-- Records to process start --

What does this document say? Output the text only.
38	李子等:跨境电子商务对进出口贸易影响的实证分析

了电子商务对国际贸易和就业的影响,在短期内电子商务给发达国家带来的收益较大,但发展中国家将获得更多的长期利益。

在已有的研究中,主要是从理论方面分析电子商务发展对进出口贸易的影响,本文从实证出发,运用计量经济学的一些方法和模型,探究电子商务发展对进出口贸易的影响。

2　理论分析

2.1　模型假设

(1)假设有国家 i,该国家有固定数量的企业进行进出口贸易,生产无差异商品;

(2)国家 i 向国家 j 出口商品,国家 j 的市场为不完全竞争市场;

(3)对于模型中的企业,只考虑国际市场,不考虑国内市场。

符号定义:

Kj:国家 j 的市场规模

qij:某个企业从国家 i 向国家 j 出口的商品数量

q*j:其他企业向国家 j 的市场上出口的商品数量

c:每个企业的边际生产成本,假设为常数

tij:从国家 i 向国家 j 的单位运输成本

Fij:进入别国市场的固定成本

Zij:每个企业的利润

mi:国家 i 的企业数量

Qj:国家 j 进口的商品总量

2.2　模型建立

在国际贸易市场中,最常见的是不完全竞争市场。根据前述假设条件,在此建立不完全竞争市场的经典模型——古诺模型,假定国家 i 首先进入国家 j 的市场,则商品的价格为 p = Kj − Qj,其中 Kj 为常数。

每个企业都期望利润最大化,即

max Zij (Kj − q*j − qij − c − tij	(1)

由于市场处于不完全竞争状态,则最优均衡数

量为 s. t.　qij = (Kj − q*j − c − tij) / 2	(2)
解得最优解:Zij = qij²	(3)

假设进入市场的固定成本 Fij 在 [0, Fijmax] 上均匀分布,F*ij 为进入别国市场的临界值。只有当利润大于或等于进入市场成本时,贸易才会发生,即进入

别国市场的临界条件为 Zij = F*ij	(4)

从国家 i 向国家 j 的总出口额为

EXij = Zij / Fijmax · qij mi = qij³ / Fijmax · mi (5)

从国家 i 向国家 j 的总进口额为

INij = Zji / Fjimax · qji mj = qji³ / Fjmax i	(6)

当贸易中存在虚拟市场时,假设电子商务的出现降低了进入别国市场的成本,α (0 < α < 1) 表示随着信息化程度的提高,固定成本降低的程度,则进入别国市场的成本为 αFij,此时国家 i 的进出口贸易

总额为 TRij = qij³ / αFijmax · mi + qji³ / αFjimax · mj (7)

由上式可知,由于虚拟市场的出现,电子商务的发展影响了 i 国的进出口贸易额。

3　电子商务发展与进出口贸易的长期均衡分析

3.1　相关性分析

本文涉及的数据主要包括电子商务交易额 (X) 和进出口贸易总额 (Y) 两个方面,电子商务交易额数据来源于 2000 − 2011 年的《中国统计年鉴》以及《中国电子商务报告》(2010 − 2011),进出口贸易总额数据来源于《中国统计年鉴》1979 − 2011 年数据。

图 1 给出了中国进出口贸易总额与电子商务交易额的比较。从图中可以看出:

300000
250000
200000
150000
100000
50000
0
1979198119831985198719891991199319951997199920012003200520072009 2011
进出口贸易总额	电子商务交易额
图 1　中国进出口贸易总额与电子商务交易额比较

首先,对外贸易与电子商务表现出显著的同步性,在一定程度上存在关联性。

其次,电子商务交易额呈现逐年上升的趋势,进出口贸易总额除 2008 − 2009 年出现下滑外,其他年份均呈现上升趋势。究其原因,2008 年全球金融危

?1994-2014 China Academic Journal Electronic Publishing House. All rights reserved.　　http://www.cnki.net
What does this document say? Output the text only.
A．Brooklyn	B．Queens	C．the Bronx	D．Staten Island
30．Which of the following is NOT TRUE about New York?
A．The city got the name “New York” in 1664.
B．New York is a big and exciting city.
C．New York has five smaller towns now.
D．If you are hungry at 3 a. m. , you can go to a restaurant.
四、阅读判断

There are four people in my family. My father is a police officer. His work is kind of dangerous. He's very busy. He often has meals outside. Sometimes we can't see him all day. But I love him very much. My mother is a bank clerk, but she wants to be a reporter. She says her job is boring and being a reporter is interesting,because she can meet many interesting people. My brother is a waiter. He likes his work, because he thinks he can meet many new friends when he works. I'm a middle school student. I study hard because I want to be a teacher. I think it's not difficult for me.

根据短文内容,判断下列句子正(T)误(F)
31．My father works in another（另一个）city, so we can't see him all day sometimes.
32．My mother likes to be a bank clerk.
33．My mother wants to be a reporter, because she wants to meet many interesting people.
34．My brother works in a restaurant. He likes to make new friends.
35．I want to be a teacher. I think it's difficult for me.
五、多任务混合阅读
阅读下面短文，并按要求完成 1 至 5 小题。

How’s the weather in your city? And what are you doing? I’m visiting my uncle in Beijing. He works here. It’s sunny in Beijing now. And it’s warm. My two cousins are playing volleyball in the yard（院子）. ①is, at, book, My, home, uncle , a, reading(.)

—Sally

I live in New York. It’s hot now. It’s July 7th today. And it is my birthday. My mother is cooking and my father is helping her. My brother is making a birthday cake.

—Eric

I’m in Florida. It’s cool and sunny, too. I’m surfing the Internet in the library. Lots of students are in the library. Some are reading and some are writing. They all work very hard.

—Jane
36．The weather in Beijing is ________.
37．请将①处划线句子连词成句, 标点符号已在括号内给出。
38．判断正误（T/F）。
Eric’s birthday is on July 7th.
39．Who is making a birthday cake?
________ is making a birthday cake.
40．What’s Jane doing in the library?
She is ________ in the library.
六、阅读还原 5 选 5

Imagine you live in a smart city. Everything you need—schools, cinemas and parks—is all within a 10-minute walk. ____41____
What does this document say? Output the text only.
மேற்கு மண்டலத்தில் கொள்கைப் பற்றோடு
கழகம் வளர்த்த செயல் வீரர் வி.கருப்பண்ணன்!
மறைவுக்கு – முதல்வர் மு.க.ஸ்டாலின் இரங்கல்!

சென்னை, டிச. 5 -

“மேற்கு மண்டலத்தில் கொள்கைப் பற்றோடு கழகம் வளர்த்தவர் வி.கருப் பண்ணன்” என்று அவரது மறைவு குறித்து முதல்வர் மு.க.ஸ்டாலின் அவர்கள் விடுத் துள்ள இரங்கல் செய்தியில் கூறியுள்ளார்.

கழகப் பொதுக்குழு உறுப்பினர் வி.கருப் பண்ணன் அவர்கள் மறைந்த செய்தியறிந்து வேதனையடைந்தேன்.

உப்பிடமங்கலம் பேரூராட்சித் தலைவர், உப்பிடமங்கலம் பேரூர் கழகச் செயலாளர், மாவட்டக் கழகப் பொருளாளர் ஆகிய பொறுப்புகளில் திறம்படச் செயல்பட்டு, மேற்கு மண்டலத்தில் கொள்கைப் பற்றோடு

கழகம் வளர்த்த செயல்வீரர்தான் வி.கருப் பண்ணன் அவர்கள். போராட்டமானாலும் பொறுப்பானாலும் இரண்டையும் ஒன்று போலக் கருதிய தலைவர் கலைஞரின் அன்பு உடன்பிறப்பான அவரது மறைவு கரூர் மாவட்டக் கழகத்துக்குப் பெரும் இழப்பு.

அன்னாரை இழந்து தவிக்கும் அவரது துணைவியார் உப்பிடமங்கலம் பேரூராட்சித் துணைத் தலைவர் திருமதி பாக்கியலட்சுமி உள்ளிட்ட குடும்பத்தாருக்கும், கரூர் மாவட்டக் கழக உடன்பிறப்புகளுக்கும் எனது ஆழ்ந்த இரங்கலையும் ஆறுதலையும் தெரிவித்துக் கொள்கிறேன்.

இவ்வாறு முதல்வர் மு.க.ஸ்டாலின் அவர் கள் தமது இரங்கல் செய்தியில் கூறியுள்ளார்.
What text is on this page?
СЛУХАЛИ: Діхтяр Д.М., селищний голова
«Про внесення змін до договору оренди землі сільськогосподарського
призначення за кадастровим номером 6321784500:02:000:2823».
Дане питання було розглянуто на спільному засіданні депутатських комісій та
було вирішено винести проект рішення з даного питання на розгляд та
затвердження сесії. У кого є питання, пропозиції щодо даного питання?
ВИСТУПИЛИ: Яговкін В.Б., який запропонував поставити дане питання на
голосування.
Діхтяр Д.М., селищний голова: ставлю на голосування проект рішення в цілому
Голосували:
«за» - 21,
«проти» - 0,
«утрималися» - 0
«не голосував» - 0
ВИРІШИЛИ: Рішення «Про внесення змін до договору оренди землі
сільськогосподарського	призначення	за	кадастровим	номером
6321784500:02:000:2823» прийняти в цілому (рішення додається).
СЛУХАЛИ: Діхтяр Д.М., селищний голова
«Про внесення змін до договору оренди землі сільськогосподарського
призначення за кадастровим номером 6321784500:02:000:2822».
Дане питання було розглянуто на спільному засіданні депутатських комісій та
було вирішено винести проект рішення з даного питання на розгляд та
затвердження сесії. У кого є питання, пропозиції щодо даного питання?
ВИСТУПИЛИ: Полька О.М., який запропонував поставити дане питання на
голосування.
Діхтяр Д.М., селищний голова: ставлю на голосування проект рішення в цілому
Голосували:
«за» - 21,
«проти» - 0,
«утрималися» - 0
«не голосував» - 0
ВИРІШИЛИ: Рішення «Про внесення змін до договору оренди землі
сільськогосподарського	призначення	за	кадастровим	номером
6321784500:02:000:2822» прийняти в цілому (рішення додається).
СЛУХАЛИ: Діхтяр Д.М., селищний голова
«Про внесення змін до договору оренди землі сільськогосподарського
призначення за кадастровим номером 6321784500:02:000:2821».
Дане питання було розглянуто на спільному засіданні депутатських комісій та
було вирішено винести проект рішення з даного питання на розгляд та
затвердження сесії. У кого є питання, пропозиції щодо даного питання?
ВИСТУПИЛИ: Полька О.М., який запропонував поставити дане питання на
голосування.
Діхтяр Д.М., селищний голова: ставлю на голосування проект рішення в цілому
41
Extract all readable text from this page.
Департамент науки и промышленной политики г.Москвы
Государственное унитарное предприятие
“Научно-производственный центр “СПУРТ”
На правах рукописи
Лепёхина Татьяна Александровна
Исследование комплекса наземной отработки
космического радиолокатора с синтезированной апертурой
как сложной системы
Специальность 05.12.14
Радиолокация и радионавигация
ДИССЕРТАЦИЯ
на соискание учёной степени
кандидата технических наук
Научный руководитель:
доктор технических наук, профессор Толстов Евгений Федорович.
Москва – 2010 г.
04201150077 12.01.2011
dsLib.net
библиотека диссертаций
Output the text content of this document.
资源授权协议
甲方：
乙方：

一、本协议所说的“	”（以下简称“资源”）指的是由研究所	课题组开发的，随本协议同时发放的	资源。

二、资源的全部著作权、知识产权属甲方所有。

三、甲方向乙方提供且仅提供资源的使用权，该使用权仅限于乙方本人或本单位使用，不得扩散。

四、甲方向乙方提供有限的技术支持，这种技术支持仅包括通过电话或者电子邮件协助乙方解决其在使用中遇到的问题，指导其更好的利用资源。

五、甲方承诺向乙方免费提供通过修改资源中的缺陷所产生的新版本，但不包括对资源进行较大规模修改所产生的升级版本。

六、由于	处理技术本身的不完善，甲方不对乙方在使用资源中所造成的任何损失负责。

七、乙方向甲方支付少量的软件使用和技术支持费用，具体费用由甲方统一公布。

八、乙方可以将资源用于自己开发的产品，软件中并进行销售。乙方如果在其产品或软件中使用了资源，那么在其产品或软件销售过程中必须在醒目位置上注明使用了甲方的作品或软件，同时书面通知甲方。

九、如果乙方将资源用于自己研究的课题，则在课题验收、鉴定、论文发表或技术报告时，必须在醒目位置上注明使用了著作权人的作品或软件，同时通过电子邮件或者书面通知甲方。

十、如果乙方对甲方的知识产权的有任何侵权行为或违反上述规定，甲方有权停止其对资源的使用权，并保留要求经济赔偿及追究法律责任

-- Records to process end --

# Work required
Copy every single line of the material above that holds "технических".

# The reply
кандидата технических наук
доктор технических наук, профессор Толстов Евгений Федорович.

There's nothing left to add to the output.